### [RECORDS FOR THE TASK]
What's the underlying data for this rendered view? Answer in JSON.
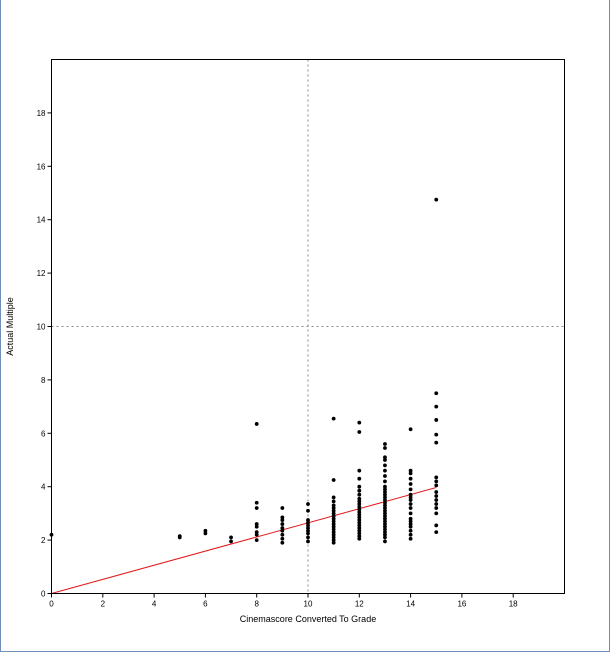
{
  "chart_data": {
    "type": "scatter",
    "title": "",
    "xlabel": "Cinemascore Converted To Grade",
    "ylabel": "Actual Multiple",
    "xlim": [
      0,
      20
    ],
    "ylim": [
      0,
      20
    ],
    "xticks": [
      0,
      2,
      4,
      6,
      8,
      10,
      12,
      14,
      16,
      18
    ],
    "yticks": [
      0,
      2,
      4,
      6,
      8,
      10,
      12,
      14,
      16,
      18
    ],
    "grid": false,
    "reference_lines": {
      "x": 10,
      "y": 10,
      "style": "dotted",
      "color": "#888888"
    },
    "series": [
      {
        "points": [
          [
            0,
            2.2
          ],
          [
            5,
            2.1
          ],
          [
            5,
            2.15
          ],
          [
            6,
            2.25
          ],
          [
            6,
            2.35
          ],
          [
            7,
            1.95
          ],
          [
            7,
            2.1
          ],
          [
            8,
            2.0
          ],
          [
            8,
            2.2
          ],
          [
            8,
            2.3
          ],
          [
            8,
            2.5
          ],
          [
            8,
            2.6
          ],
          [
            8,
            3.2
          ],
          [
            8,
            3.4
          ],
          [
            8,
            6.35
          ],
          [
            9,
            1.9
          ],
          [
            9,
            2.05
          ],
          [
            9,
            2.2
          ],
          [
            9,
            2.35
          ],
          [
            9,
            2.45
          ],
          [
            9,
            2.6
          ],
          [
            9,
            2.75
          ],
          [
            9,
            2.85
          ],
          [
            9,
            3.2
          ],
          [
            10,
            1.95
          ],
          [
            10,
            2.1
          ],
          [
            10,
            2.25
          ],
          [
            10,
            2.35
          ],
          [
            10,
            2.45
          ],
          [
            10,
            2.55
          ],
          [
            10,
            2.65
          ],
          [
            10,
            2.75
          ],
          [
            10,
            3.1
          ],
          [
            10,
            3.35
          ],
          [
            11,
            1.9
          ],
          [
            11,
            2.0
          ],
          [
            11,
            2.1
          ],
          [
            11,
            2.2
          ],
          [
            11,
            2.3
          ],
          [
            11,
            2.4
          ],
          [
            11,
            2.5
          ],
          [
            11,
            2.6
          ],
          [
            11,
            2.7
          ],
          [
            11,
            2.8
          ],
          [
            11,
            2.9
          ],
          [
            11,
            3.0
          ],
          [
            11,
            3.1
          ],
          [
            11,
            3.2
          ],
          [
            11,
            3.3
          ],
          [
            11,
            3.45
          ],
          [
            11,
            3.6
          ],
          [
            11,
            4.25
          ],
          [
            11,
            6.55
          ],
          [
            12,
            2.05
          ],
          [
            12,
            2.15
          ],
          [
            12,
            2.25
          ],
          [
            12,
            2.35
          ],
          [
            12,
            2.45
          ],
          [
            12,
            2.55
          ],
          [
            12,
            2.65
          ],
          [
            12,
            2.75
          ],
          [
            12,
            2.85
          ],
          [
            12,
            2.95
          ],
          [
            12,
            3.05
          ],
          [
            12,
            3.15
          ],
          [
            12,
            3.25
          ],
          [
            12,
            3.35
          ],
          [
            12,
            3.45
          ],
          [
            12,
            3.55
          ],
          [
            12,
            3.7
          ],
          [
            12,
            3.85
          ],
          [
            12,
            4.0
          ],
          [
            12,
            4.3
          ],
          [
            12,
            4.6
          ],
          [
            12,
            6.05
          ],
          [
            12,
            6.4
          ],
          [
            13,
            1.95
          ],
          [
            13,
            2.1
          ],
          [
            13,
            2.2
          ],
          [
            13,
            2.3
          ],
          [
            13,
            2.4
          ],
          [
            13,
            2.5
          ],
          [
            13,
            2.6
          ],
          [
            13,
            2.7
          ],
          [
            13,
            2.8
          ],
          [
            13,
            2.9
          ],
          [
            13,
            3.0
          ],
          [
            13,
            3.1
          ],
          [
            13,
            3.2
          ],
          [
            13,
            3.3
          ],
          [
            13,
            3.4
          ],
          [
            13,
            3.5
          ],
          [
            13,
            3.6
          ],
          [
            13,
            3.7
          ],
          [
            13,
            3.8
          ],
          [
            13,
            3.9
          ],
          [
            13,
            4.0
          ],
          [
            13,
            4.2
          ],
          [
            13,
            4.4
          ],
          [
            13,
            4.6
          ],
          [
            13,
            4.8
          ],
          [
            13,
            5.0
          ],
          [
            13,
            5.1
          ],
          [
            13,
            5.45
          ],
          [
            13,
            5.6
          ],
          [
            14,
            2.05
          ],
          [
            14,
            2.2
          ],
          [
            14,
            2.35
          ],
          [
            14,
            2.5
          ],
          [
            14,
            2.6
          ],
          [
            14,
            2.7
          ],
          [
            14,
            2.8
          ],
          [
            14,
            3.0
          ],
          [
            14,
            3.2
          ],
          [
            14,
            3.35
          ],
          [
            14,
            3.5
          ],
          [
            14,
            3.6
          ],
          [
            14,
            3.7
          ],
          [
            14,
            3.9
          ],
          [
            14,
            4.1
          ],
          [
            14,
            4.3
          ],
          [
            14,
            4.5
          ],
          [
            14,
            4.6
          ],
          [
            14,
            6.15
          ],
          [
            15,
            2.3
          ],
          [
            15,
            2.55
          ],
          [
            15,
            3.0
          ],
          [
            15,
            3.2
          ],
          [
            15,
            3.35
          ],
          [
            15,
            3.5
          ],
          [
            15,
            3.65
          ],
          [
            15,
            3.8
          ],
          [
            15,
            4.05
          ],
          [
            15,
            4.2
          ],
          [
            15,
            4.35
          ],
          [
            15,
            5.65
          ],
          [
            15,
            5.95
          ],
          [
            15,
            6.5
          ],
          [
            15,
            7.0
          ],
          [
            15,
            7.5
          ],
          [
            15,
            14.75
          ]
        ],
        "color": "#000000"
      }
    ],
    "fit_line": {
      "x": [
        0,
        15
      ],
      "y": [
        0,
        3.97
      ],
      "color": "#e31a1c"
    }
  }
}
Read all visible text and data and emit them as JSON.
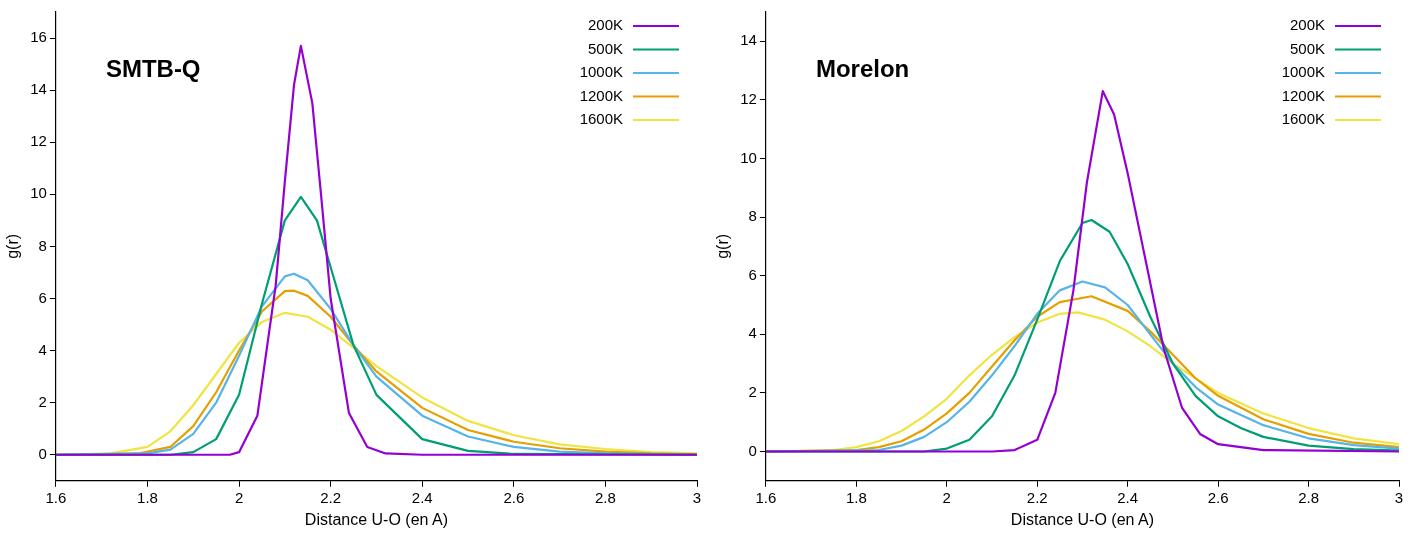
{
  "chart_data": [
    {
      "type": "line",
      "title": "SMTB-Q",
      "xlabel": "Distance U-O (en A)",
      "ylabel": "g(r)",
      "xlim": [
        1.6,
        3
      ],
      "xticks": [
        1.6,
        1.8,
        2,
        2.2,
        2.4,
        2.6,
        2.8,
        3
      ],
      "ylim": [
        -1,
        17
      ],
      "yticks": [
        0,
        2,
        4,
        6,
        8,
        10,
        12,
        14,
        16
      ],
      "grid": false,
      "legend": "top right",
      "marker": "none",
      "series": [
        {
          "name": "200K",
          "color": "#9400d3",
          "x": [
            1.6,
            1.98,
            2.0,
            2.04,
            2.08,
            2.1,
            2.12,
            2.135,
            2.16,
            2.18,
            2.2,
            2.24,
            2.28,
            2.32,
            2.4,
            3
          ],
          "values": [
            0,
            0,
            0.1,
            1.5,
            6.5,
            10.5,
            14.2,
            15.7,
            13.5,
            9.8,
            6,
            1.6,
            0.3,
            0.05,
            0,
            0
          ]
        },
        {
          "name": "500K",
          "color": "#009e73",
          "x": [
            1.6,
            1.85,
            1.9,
            1.95,
            2.0,
            2.05,
            2.1,
            2.135,
            2.17,
            2.2,
            2.25,
            2.3,
            2.4,
            2.5,
            2.6,
            3
          ],
          "values": [
            0,
            0,
            0.1,
            0.6,
            2.3,
            5.8,
            9.0,
            9.9,
            9.0,
            7.2,
            4.2,
            2.3,
            0.6,
            0.15,
            0.03,
            0
          ]
        },
        {
          "name": "1000K",
          "color": "#56b4e9",
          "x": [
            1.6,
            1.8,
            1.85,
            1.9,
            1.95,
            2.0,
            2.05,
            2.1,
            2.12,
            2.15,
            2.2,
            2.25,
            2.3,
            2.4,
            2.5,
            2.6,
            2.7,
            2.8,
            3
          ],
          "values": [
            0,
            0.05,
            0.2,
            0.8,
            2.0,
            3.8,
            5.7,
            6.85,
            6.95,
            6.7,
            5.6,
            4.2,
            3.0,
            1.5,
            0.7,
            0.3,
            0.12,
            0.05,
            0
          ]
        },
        {
          "name": "1200K",
          "color": "#e69f00",
          "x": [
            1.6,
            1.78,
            1.85,
            1.9,
            1.95,
            2.0,
            2.05,
            2.1,
            2.12,
            2.15,
            2.2,
            2.25,
            2.3,
            2.4,
            2.5,
            2.6,
            2.7,
            2.8,
            2.9,
            3
          ],
          "values": [
            0,
            0.05,
            0.3,
            1.1,
            2.4,
            4.0,
            5.5,
            6.28,
            6.3,
            6.1,
            5.3,
            4.2,
            3.2,
            1.8,
            0.95,
            0.5,
            0.25,
            0.12,
            0.05,
            0.02
          ]
        },
        {
          "name": "1600K",
          "color": "#f0e442",
          "x": [
            1.6,
            1.72,
            1.8,
            1.85,
            1.9,
            1.95,
            2.0,
            2.05,
            2.1,
            2.15,
            2.2,
            2.25,
            2.3,
            2.4,
            2.5,
            2.6,
            2.7,
            2.8,
            2.9,
            3
          ],
          "values": [
            0,
            0.05,
            0.3,
            0.9,
            1.9,
            3.1,
            4.3,
            5.1,
            5.45,
            5.3,
            4.8,
            4.1,
            3.4,
            2.2,
            1.3,
            0.75,
            0.4,
            0.22,
            0.1,
            0.05
          ]
        }
      ]
    },
    {
      "type": "line",
      "title": "Morelon",
      "xlabel": "Distance U-O (en A)",
      "ylabel": "g(r)",
      "xlim": [
        1.6,
        3
      ],
      "xticks": [
        1.6,
        1.8,
        2,
        2.2,
        2.4,
        2.6,
        2.8,
        3
      ],
      "ylim": [
        -1,
        15
      ],
      "yticks": [
        0,
        2,
        4,
        6,
        8,
        10,
        12,
        14
      ],
      "grid": false,
      "legend": "top right",
      "marker": "none",
      "series": [
        {
          "name": "200K",
          "color": "#9400d3",
          "x": [
            1.6,
            2.1,
            2.15,
            2.2,
            2.24,
            2.28,
            2.31,
            2.345,
            2.37,
            2.4,
            2.44,
            2.48,
            2.52,
            2.56,
            2.6,
            2.7,
            3
          ],
          "values": [
            0,
            0,
            0.05,
            0.4,
            2.0,
            5.5,
            9.2,
            12.3,
            11.5,
            9.5,
            6.5,
            3.5,
            1.5,
            0.6,
            0.25,
            0.05,
            0
          ]
        },
        {
          "name": "500K",
          "color": "#009e73",
          "x": [
            1.6,
            1.95,
            2.0,
            2.05,
            2.1,
            2.15,
            2.2,
            2.25,
            2.3,
            2.32,
            2.36,
            2.4,
            2.45,
            2.5,
            2.55,
            2.6,
            2.65,
            2.7,
            2.8,
            2.9,
            3
          ],
          "values": [
            0,
            0,
            0.1,
            0.4,
            1.2,
            2.6,
            4.5,
            6.5,
            7.8,
            7.9,
            7.5,
            6.4,
            4.6,
            3.0,
            1.9,
            1.2,
            0.8,
            0.5,
            0.2,
            0.08,
            0.03
          ]
        },
        {
          "name": "1000K",
          "color": "#56b4e9",
          "x": [
            1.6,
            1.85,
            1.9,
            1.95,
            2.0,
            2.05,
            2.1,
            2.15,
            2.2,
            2.25,
            2.3,
            2.35,
            2.4,
            2.45,
            2.5,
            2.55,
            2.6,
            2.7,
            2.8,
            2.9,
            3
          ],
          "values": [
            0,
            0.05,
            0.2,
            0.5,
            1.0,
            1.7,
            2.6,
            3.6,
            4.7,
            5.5,
            5.8,
            5.6,
            5.0,
            4.0,
            3.0,
            2.2,
            1.6,
            0.9,
            0.45,
            0.22,
            0.1
          ]
        },
        {
          "name": "1200K",
          "color": "#e69f00",
          "x": [
            1.6,
            1.8,
            1.85,
            1.9,
            1.95,
            2.0,
            2.05,
            2.1,
            2.15,
            2.2,
            2.25,
            2.32,
            2.4,
            2.45,
            2.5,
            2.55,
            2.6,
            2.7,
            2.8,
            2.9,
            3
          ],
          "values": [
            0,
            0.05,
            0.15,
            0.35,
            0.75,
            1.3,
            2.0,
            2.9,
            3.8,
            4.6,
            5.1,
            5.3,
            4.8,
            4.1,
            3.3,
            2.5,
            1.9,
            1.1,
            0.6,
            0.3,
            0.15
          ]
        },
        {
          "name": "1600K",
          "color": "#f0e442",
          "x": [
            1.6,
            1.75,
            1.8,
            1.85,
            1.9,
            1.95,
            2.0,
            2.05,
            2.1,
            2.15,
            2.2,
            2.25,
            2.29,
            2.35,
            2.4,
            2.45,
            2.5,
            2.55,
            2.6,
            2.7,
            2.8,
            2.9,
            3
          ],
          "values": [
            0,
            0.05,
            0.15,
            0.35,
            0.7,
            1.2,
            1.8,
            2.6,
            3.3,
            3.9,
            4.4,
            4.7,
            4.75,
            4.5,
            4.1,
            3.6,
            3.0,
            2.5,
            2.0,
            1.3,
            0.8,
            0.45,
            0.25
          ]
        }
      ]
    }
  ]
}
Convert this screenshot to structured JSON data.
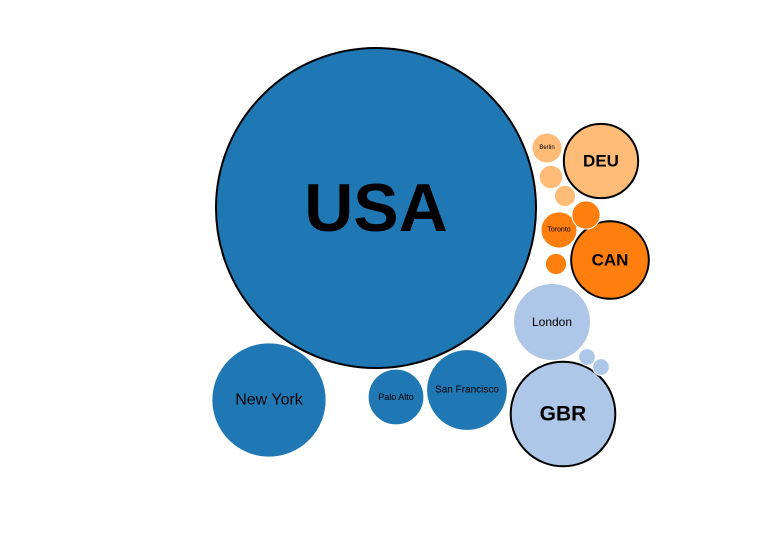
{
  "chart_data": {
    "type": "bubble",
    "title": "",
    "colors": {
      "USA": "#1f77b4",
      "DEU": "#ffbb78",
      "CAN": "#ff7f0e",
      "GBR": "#aec7e8"
    },
    "groups": [
      {
        "name": "USA",
        "label": "USA",
        "color_key": "USA",
        "cities": [
          {
            "label": "New York",
            "value": 13000
          },
          {
            "label": "San Francisco",
            "value": 6500
          },
          {
            "label": "Palo Alto",
            "value": 3100
          }
        ]
      },
      {
        "name": "DEU",
        "label": "DEU",
        "color_key": "DEU",
        "cities": [
          {
            "label": "Berlin",
            "value": 900
          },
          {
            "label": "",
            "value": 550
          },
          {
            "label": "",
            "value": 450
          }
        ]
      },
      {
        "name": "CAN",
        "label": "CAN",
        "color_key": "CAN",
        "cities": [
          {
            "label": "Toronto",
            "value": 1300
          },
          {
            "label": "",
            "value": 800
          },
          {
            "label": "",
            "value": 450
          }
        ]
      },
      {
        "name": "GBR",
        "label": "GBR",
        "color_key": "GBR",
        "cities": [
          {
            "label": "London",
            "value": 5900
          },
          {
            "label": "",
            "value": 280
          },
          {
            "label": "",
            "value": 280
          }
        ]
      }
    ],
    "group_values": {
      "USA": 102000,
      "DEU": 5500,
      "CAN": 6000,
      "GBR": 10900
    }
  }
}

### [WORK TO COMPLETE]
Transcribe exactly the portion of the material above that runs from the line containing "Convert this screenshot" through its last line, omitting all pictures.

### [CORRECT RESULT]
Convert this screenshot to structured JSON data.
{
  "chart_data": {
    "type": "bubble",
    "title": "",
    "colors": {
      "USA": "#1f77b4",
      "DEU": "#ffbb78",
      "CAN": "#ff7f0e",
      "GBR": "#aec7e8"
    },
    "groups": [
      {
        "name": "USA",
        "label": "USA",
        "color_key": "USA",
        "cities": [
          {
            "label": "New York",
            "value": 13000
          },
          {
            "label": "San Francisco",
            "value": 6500
          },
          {
            "label": "Palo Alto",
            "value": 3100
          }
        ]
      },
      {
        "name": "DEU",
        "label": "DEU",
        "color_key": "DEU",
        "cities": [
          {
            "label": "Berlin",
            "value": 900
          },
          {
            "label": "",
            "value": 550
          },
          {
            "label": "",
            "value": 450
          }
        ]
      },
      {
        "name": "CAN",
        "label": "CAN",
        "color_key": "CAN",
        "cities": [
          {
            "label": "Toronto",
            "value": 1300
          },
          {
            "label": "",
            "value": 800
          },
          {
            "label": "",
            "value": 450
          }
        ]
      },
      {
        "name": "GBR",
        "label": "GBR",
        "color_key": "GBR",
        "cities": [
          {
            "label": "London",
            "value": 5900
          },
          {
            "label": "",
            "value": 280
          },
          {
            "label": "",
            "value": 280
          }
        ]
      }
    ],
    "group_values": {
      "USA": 102000,
      "DEU": 5500,
      "CAN": 6000,
      "GBR": 10900
    }
  }
}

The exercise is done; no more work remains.